[The data]:

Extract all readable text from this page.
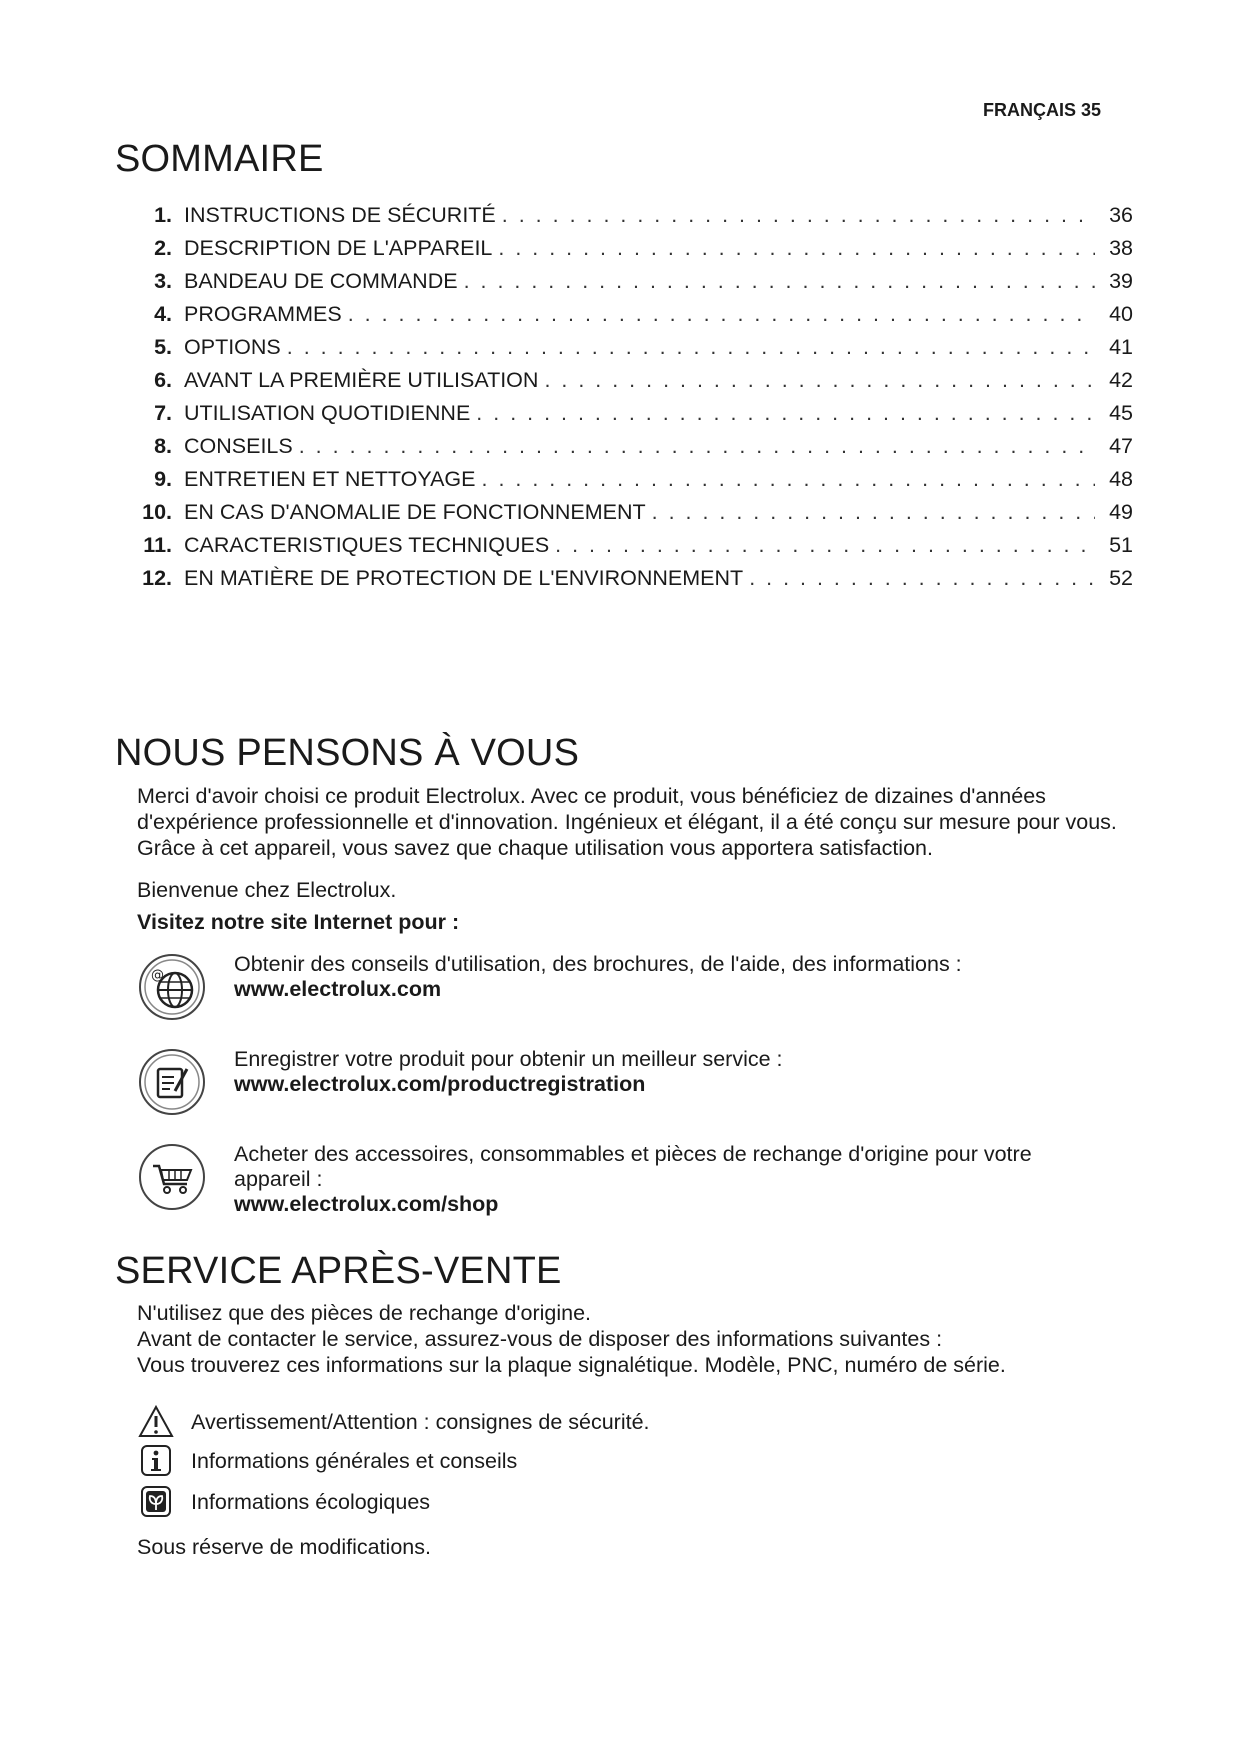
FRANÇAIS 35
SOMMAIRE
1. INSTRUCTIONS DE SÉCURITÉ . . .	36
2. DESCRIPTION DE L'APPAREIL . . .	38
3. BANDEAU DE COMMANDE . . .	39
4. PROGRAMMES . . .	40
5. OPTIONS . . .	41
6. AVANT LA PREMIÈRE UTILISATION . . .	42
7. UTILISATION QUOTIDIENNE . . .	45
8. CONSEILS . . .	47
9. ENTRETIEN ET NETTOYAGE . . .	48
10. EN CAS D'ANOMALIE DE FONCTIONNEMENT . . .	49
11. CARACTERISTIQUES TECHNIQUES . . .	51
12. EN MATIÈRE DE PROTECTION DE L'ENVIRONNEMENT . . .	52
NOUS PENSONS À VOUS

Merci d'avoir choisi ce produit Electrolux. Avec ce produit, vous bénéficiez de dizaines d'années d'expérience professionnelle et d'innovation. Ingénieux et élégant, il a été conçu sur mesure pour vous. Grâce à cet appareil, vous savez que chaque utilisation vous apportera satisfaction.

Bienvenue chez Electrolux.

Visitez notre site Internet pour :

@	Obtenir des conseils d'utilisation, des brochures, de l'aide, des informations :
www.electrolux.com
Enregistrer votre produit pour obtenir un meilleur service :
www.electrolux.com/productregistration
Acheter des accessoires, consommables et pièces de rechange d'origine pour votre appareil :
www.electrolux.com/shop
SERVICE APRÈS-VENTE
N'utilisez que des pièces de rechange d'origine.
Avant de contacter le service, assurez-vous de disposer des informations suivantes :
Vous trouverez ces informations sur la plaque signalétique. Modèle, PNC, numéro de série.
Avertissement/Attention : consignes de sécurité.
Informations générales et conseils
Informations écologiques

Sous réserve de modifications.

[What you will do]:
List every line above that holds the word "origine".

[Written reply]:
Acheter des accessoires, consommables et pièces de rechange d'origine pour votre appareil :
N'utilisez que des pièces de rechange d'origine.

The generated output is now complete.